MATERIAL:
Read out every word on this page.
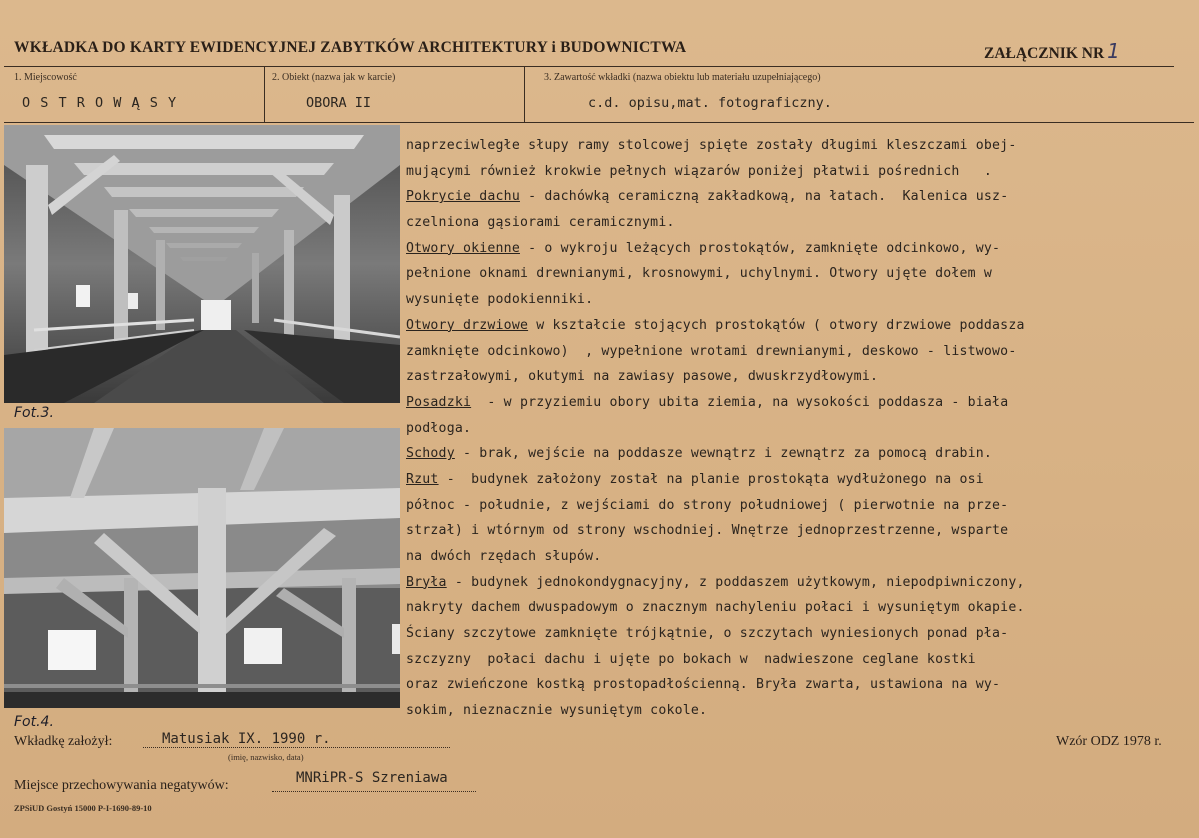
WKŁADKA DO KARTY EWIDENCYJNEJ ZABYTKÓW ARCHITEKTURY i BUDOWNICTWA	ZAŁĄCZNIK NR 1
1. Miejscowość
O S T R O W Ą S Y
2. Obiekt (nazwa jak w karcie)
OBORA II
3. Zawartość wkładki (nazwa obiektu lub materiału uzupełniającego)
c.d. opisu,mat. fotograficzny.
Fot.3.
Fot.4.
naprzeciwległe słupy ramy stolcowej spięte zostały długimi kleszczami obej-
mującymi również krokwie pełnych wiązarów poniżej płatwii pośrednich   .
Pokrycie dachu - dachówką ceramiczną zakładkową, na łatach.  Kalenica usz-
czelniona gąsiorami ceramicznymi.
Otwory okienne - o wykroju leżących prostokątów, zamknięte odcinkowo, wy-
pełnione oknami drewnianymi, krosnowymi, uchylnymi. Otwory ujęte dołem w
wysunięte podokienniki.
Otwory drzwiowe w kształcie stojących prostokątów ( otwory drzwiowe poddasza
zamknięte odcinkowo)  , wypełnione wrotami drewnianymi, deskowo - listwowo-
zastrzałowymi, okutymi na zawiasy pasowe, dwuskrzydłowymi.
Posadzki  - w przyziemiu obory ubita ziemia, na wysokości poddasza - biała
podłoga.
Schody - brak, wejście na poddasze wewnątrz i zewnątrz za pomocą drabin.
Rzut -  budynek założony został na planie prostokąta wydłużonego na osi
północ - południe, z wejściami do strony południowej ( pierwotnie na prze-
strzał) i wtórnym od strony wschodniej. Wnętrze jednoprzestrzenne, wsparte
na dwóch rzędach słupów.
Bryła - budynek jednokondygnacyjny, z poddaszem użytkowym, niepodpiwniczony,
nakryty dachem dwuspadowym o znacznym nachyleniu połaci i wysuniętym okapie.
Ściany szczytowe zamknięte trójkątnie, o szczytach wyniesionych ponad pła-
szczyzny  połaci dachu i ujęte po bokach w  nadwieszone ceglane kostki
oraz zwieńczone kostką prostopadłościenną. Bryła zwarta, ustawiona na wy-
sokim, nieznacznie wysuniętym cokole.
Wkładkę założył:	Matusiak IX. 1990 r.
(imię, nazwisko, data)
Wzór ODZ 1978 r.
Miejsce przechowywania negatywów:	MNRiPR-S Szreniawa
ZPSiUD Gostyń 15000 P-I-1690-89-10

THE REQUEST: Quote the records in their entirety, keeping the wording exact and excluding pictures.

RESPONSE:
Read out every word on this page.
WKŁADKA DO KARTY EWIDENCYJNEJ ZABYTKÓW ARCHITEKTURY i BUDOWNICTWA	ZAŁĄCZNIK NR 1
1. Miejscowość
O S T R O W Ą S Y
2. Obiekt (nazwa jak w karcie)
OBORA II
3. Zawartość wkładki (nazwa obiektu lub materiału uzupełniającego)
c.d. opisu,mat. fotograficzny.
Fot.3.
Fot.4.
naprzeciwległe słupy ramy stolcowej spięte zostały długimi kleszczami obej-
mującymi również krokwie pełnych wiązarów poniżej płatwii pośrednich   .
Pokrycie dachu - dachówką ceramiczną zakładkową, na łatach.  Kalenica usz-
czelniona gąsiorami ceramicznymi.
Otwory okienne - o wykroju leżących prostokątów, zamknięte odcinkowo, wy-
pełnione oknami drewnianymi, krosnowymi, uchylnymi. Otwory ujęte dołem w
wysunięte podokienniki.
Otwory drzwiowe w kształcie stojących prostokątów ( otwory drzwiowe poddasza
zamknięte odcinkowo)  , wypełnione wrotami drewnianymi, deskowo - listwowo-
zastrzałowymi, okutymi na zawiasy pasowe, dwuskrzydłowymi.
Posadzki  - w przyziemiu obory ubita ziemia, na wysokości poddasza - biała
podłoga.
Schody - brak, wejście na poddasze wewnątrz i zewnątrz za pomocą drabin.
Rzut -  budynek założony został na planie prostokąta wydłużonego na osi
północ - południe, z wejściami do strony południowej ( pierwotnie na prze-
strzał) i wtórnym od strony wschodniej. Wnętrze jednoprzestrzenne, wsparte
na dwóch rzędach słupów.
Bryła - budynek jednokondygnacyjny, z poddaszem użytkowym, niepodpiwniczony,
nakryty dachem dwuspadowym o znacznym nachyleniu połaci i wysuniętym okapie.
Ściany szczytowe zamknięte trójkątnie, o szczytach wyniesionych ponad pła-
szczyzny  połaci dachu i ujęte po bokach w  nadwieszone ceglane kostki
oraz zwieńczone kostką prostopadłościenną. Bryła zwarta, ustawiona na wy-
sokim, nieznacznie wysuniętym cokole.
Wkładkę założył:	Matusiak IX. 1990 r.
(imię, nazwisko, data)
Wzór ODZ 1978 r.
Miejsce przechowywania negatywów:	MNRiPR-S Szreniawa
ZPSiUD Gostyń 15000 P-I-1690-89-10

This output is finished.